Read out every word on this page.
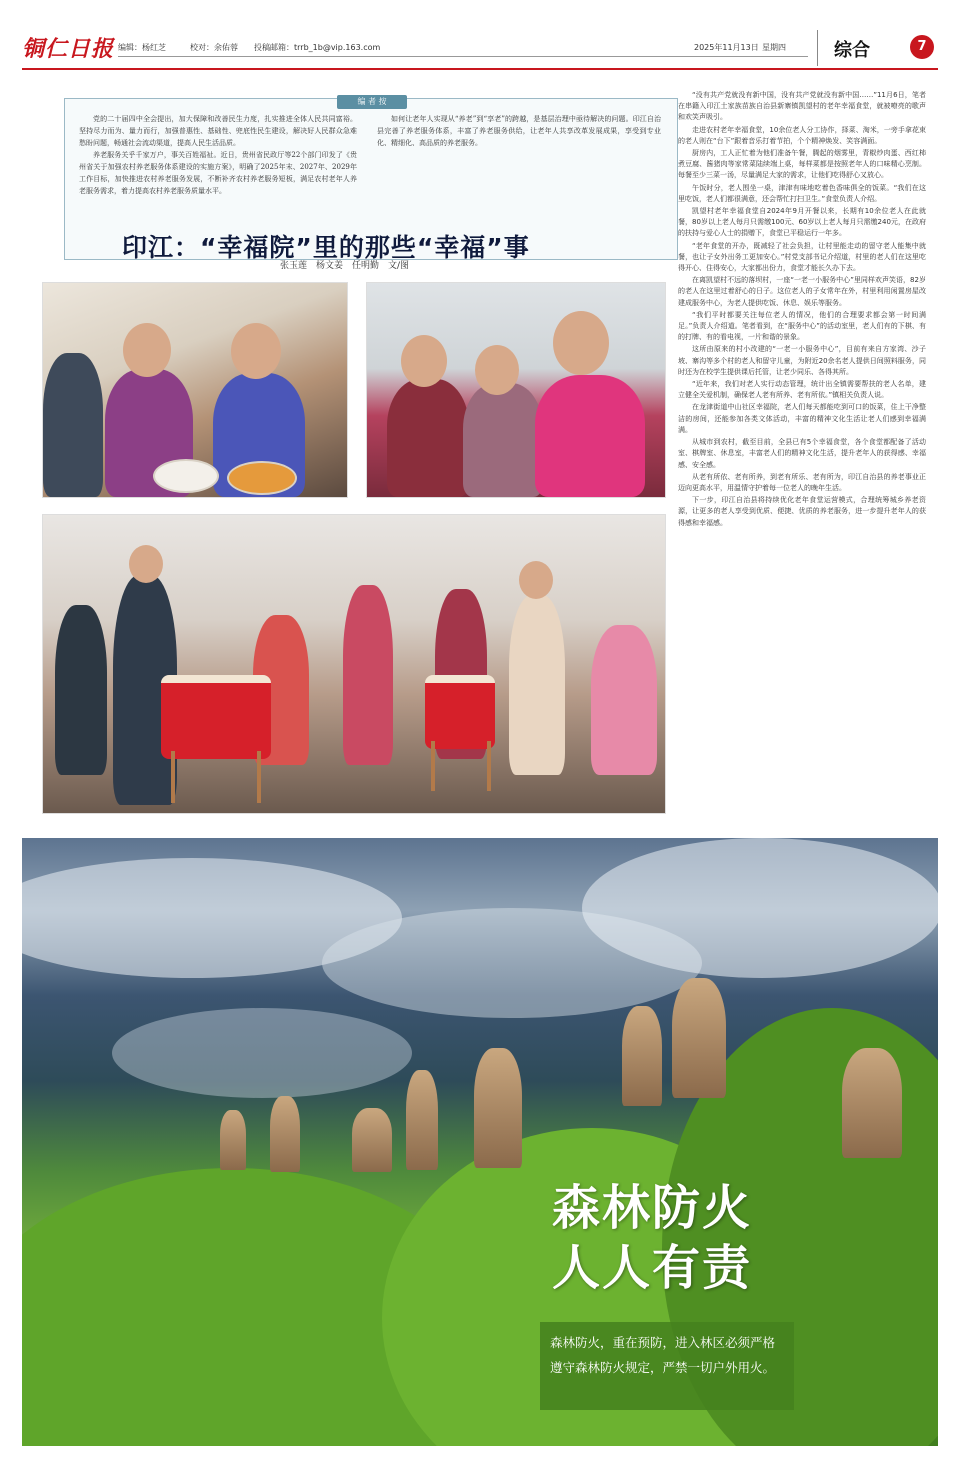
铜仁日报 编辑：杨红芝	校对：余佑蓉 投稿邮箱：trrb_1b@vip.163.com	2025年11月13日 星期四	综合	7
编 者 按

党的二十届四中全会提出，加大保障和改善民生力度，扎实推进全体人民共同富裕。坚持尽力而为、量力而行，加强普惠性、基础性、兜底性民生建设，解决好人民群众急难愁盼问题，畅通社会流动渠道，提高人民生活品质。

养老服务关乎千家万户，事关百姓福祉。近日，贵州省民政厅等22个部门印发了《贵州省关于加强农村养老服务体系建设的实施方案》，明确了2025年末、2027年、2029年工作目标，加快推进农村养老服务发展，不断补齐农村养老服务短板，满足农村老年人养老服务需求，着力提高农村养老服务质量水平。

如何让老年人实现从“养老”到“享老”的跨越，是基层治理中亟待解决的问题。印江自治县完善了养老服务体系，丰富了养老服务供给，让老年人共享改革发展成果，享受到专业化、精细化、高品质的养老服务。

印江：“幸福院”里的那些“幸福”事
张玉莲　杨文姜　任明勤　文/图

“没有共产党就没有新中国，没有共产党就没有新中国……”11月6日，笔者在串籍入印江土家族苗族自治县新寨镇凯望村的老年幸福食堂，就被嘹亮的歌声和欢笑声吸引。

走进农村老年幸福食堂，10余位老人分工协作，择菜、淘米，一旁手拿花束的老人则在“台下”跟着音乐打着节拍，个个精神焕发、笑容满面。

厨房内，工人正忙着为他们准备午餐，腾起的烟雾里，青椒炒肉蛋、西红柿煮豆腐、酱猪肉等家常菜陆续端上桌，每样菜都是按照老年人的口味精心烹制。每餐至少三菜一汤，尽量满足大家的需求，让他们吃得舒心又放心。

午饭时分，老人围坐一桌，津津有味地吃着色香味俱全的饭菜。“我们在这里吃饭，老人们都很满意，还会帮忙打扫卫生。”食堂负责人介绍。

凯望村老年幸福食堂自2024年9月开餐以来，长期有10余位老人在此就餐，80岁以上老人每月只需缴100元、60岁以上老人每月只需缴240元，在政府的扶持与爱心人士的捐赠下，食堂已平稳运行一年多。

“老年食堂的开办，既减轻了社会负担，让村里能走动的留守老人能集中就餐，也让子女外出务工更加安心。”村党支部书记介绍道，村里的老人们在这里吃得开心、住得安心，大家都出份力，食堂才能长久办下去。

在离凯望村不远的落坝村，一座“一老一小服务中心”里同样欢声笑语，82岁的老人在这里过着舒心的日子。这位老人的子女常年在外，村里利用闲置房屋改建成服务中心，为老人提供吃饭、休息、娱乐等服务。

“我们平时都要关注每位老人的情况，他们的合理要求都会第一时间满足。”负责人介绍道。笔者看到，在“服务中心”的活动室里，老人们有的下棋、有的打牌、有的看电视，一片和谐的景象。

这所由原来的村小改建的“一老一小服务中心”，目前有来自方家湾、沙子坡、寨沟等多个村的老人和留守儿童，为附近20余名老人提供日间照料服务，同时还为在校学生提供课后托管，让老少同乐、各得其所。

“近年来，我们对老人实行动态管理，统计出全镇需要帮扶的老人名单，建立健全关爱机制，确保老人老有所养、老有所依。”镇相关负责人说。

在龙津街道中山社区幸福院，老人们每天都能吃到可口的饭菜，住上干净整洁的房间，还能参加各类文体活动，丰富的精神文化生活让老人们感到幸福满满。

从城市到农村，截至目前，全县已有5个幸福食堂，各个食堂都配备了活动室、棋牌室、休息室，丰富老人们的精神文化生活，提升老年人的获得感、幸福感、安全感。

从老有所依、老有所养，到老有所乐、老有所为，印江自治县的养老事业正迈向更高水平，用温情守护着每一位老人的晚年生活。

下一步，印江自治县将持续优化老年食堂运营模式，合理统筹城乡养老资源，让更多的老人享受到优质、便捷、优质的养老服务，进一步提升老年人的获得感和幸福感。

森林防火
人人有责
森林防火，重在预防，进入林区必须严格遵守森林防火规定，严禁一切户外用火。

====================

◆ EXERCISE TASK ◆
Leave out the pictures, and give all the records again exactly.

◆ EXERCISE ANSWER ◆
Read out every word on this page.
铜仁日报 编辑：杨红芝	校对：余佑蓉 投稿邮箱：trrb_1b@vip.163.com	2025年11月13日 星期四	综合	7
编 者 按

党的二十届四中全会提出，加大保障和改善民生力度，扎实推进全体人民共同富裕。坚持尽力而为、量力而行，加强普惠性、基础性、兜底性民生建设，解决好人民群众急难愁盼问题，畅通社会流动渠道，提高人民生活品质。

养老服务关乎千家万户，事关百姓福祉。近日，贵州省民政厅等22个部门印发了《贵州省关于加强农村养老服务体系建设的实施方案》，明确了2025年末、2027年、2029年工作目标，加快推进农村养老服务发展，不断补齐农村养老服务短板，满足农村老年人养老服务需求，着力提高农村养老服务质量水平。

如何让老年人实现从“养老”到“享老”的跨越，是基层治理中亟待解决的问题。印江自治县完善了养老服务体系，丰富了养老服务供给，让老年人共享改革发展成果，享受到专业化、精细化、高品质的养老服务。

印江：“幸福院”里的那些“幸福”事
张玉莲　杨文姜　任明勤　文/图

“没有共产党就没有新中国，没有共产党就没有新中国……”11月6日，笔者在串籍入印江土家族苗族自治县新寨镇凯望村的老年幸福食堂，就被嘹亮的歌声和欢笑声吸引。

走进农村老年幸福食堂，10余位老人分工协作，择菜、淘米，一旁手拿花束的老人则在“台下”跟着音乐打着节拍，个个精神焕发、笑容满面。

厨房内，工人正忙着为他们准备午餐，腾起的烟雾里，青椒炒肉蛋、西红柿煮豆腐、酱猪肉等家常菜陆续端上桌，每样菜都是按照老年人的口味精心烹制。每餐至少三菜一汤，尽量满足大家的需求，让他们吃得舒心又放心。

午饭时分，老人围坐一桌，津津有味地吃着色香味俱全的饭菜。“我们在这里吃饭，老人们都很满意，还会帮忙打扫卫生。”食堂负责人介绍。

凯望村老年幸福食堂自2024年9月开餐以来，长期有10余位老人在此就餐，80岁以上老人每月只需缴100元、60岁以上老人每月只需缴240元，在政府的扶持与爱心人士的捐赠下，食堂已平稳运行一年多。

“老年食堂的开办，既减轻了社会负担，让村里能走动的留守老人能集中就餐，也让子女外出务工更加安心。”村党支部书记介绍道，村里的老人们在这里吃得开心、住得安心，大家都出份力，食堂才能长久办下去。

在离凯望村不远的落坝村，一座“一老一小服务中心”里同样欢声笑语，82岁的老人在这里过着舒心的日子。这位老人的子女常年在外，村里利用闲置房屋改建成服务中心，为老人提供吃饭、休息、娱乐等服务。

“我们平时都要关注每位老人的情况，他们的合理要求都会第一时间满足。”负责人介绍道。笔者看到，在“服务中心”的活动室里，老人们有的下棋、有的打牌、有的看电视，一片和谐的景象。

这所由原来的村小改建的“一老一小服务中心”，目前有来自方家湾、沙子坡、寨沟等多个村的老人和留守儿童，为附近20余名老人提供日间照料服务，同时还为在校学生提供课后托管，让老少同乐、各得其所。

“近年来，我们对老人实行动态管理，统计出全镇需要帮扶的老人名单，建立健全关爱机制，确保老人老有所养、老有所依。”镇相关负责人说。

在龙津街道中山社区幸福院，老人们每天都能吃到可口的饭菜，住上干净整洁的房间，还能参加各类文体活动，丰富的精神文化生活让老人们感到幸福满满。

从城市到农村，截至目前，全县已有5个幸福食堂，各个食堂都配备了活动室、棋牌室、休息室，丰富老人们的精神文化生活，提升老年人的获得感、幸福感、安全感。

从老有所依、老有所养，到老有所乐、老有所为，印江自治县的养老事业正迈向更高水平，用温情守护着每一位老人的晚年生活。

下一步，印江自治县将持续优化老年食堂运营模式，合理统筹城乡养老资源，让更多的老人享受到优质、便捷、优质的养老服务，进一步提升老年人的获得感和幸福感。

森林防火
人人有责
森林防火，重在预防，进入林区必须严格遵守森林防火规定，严禁一切户外用火。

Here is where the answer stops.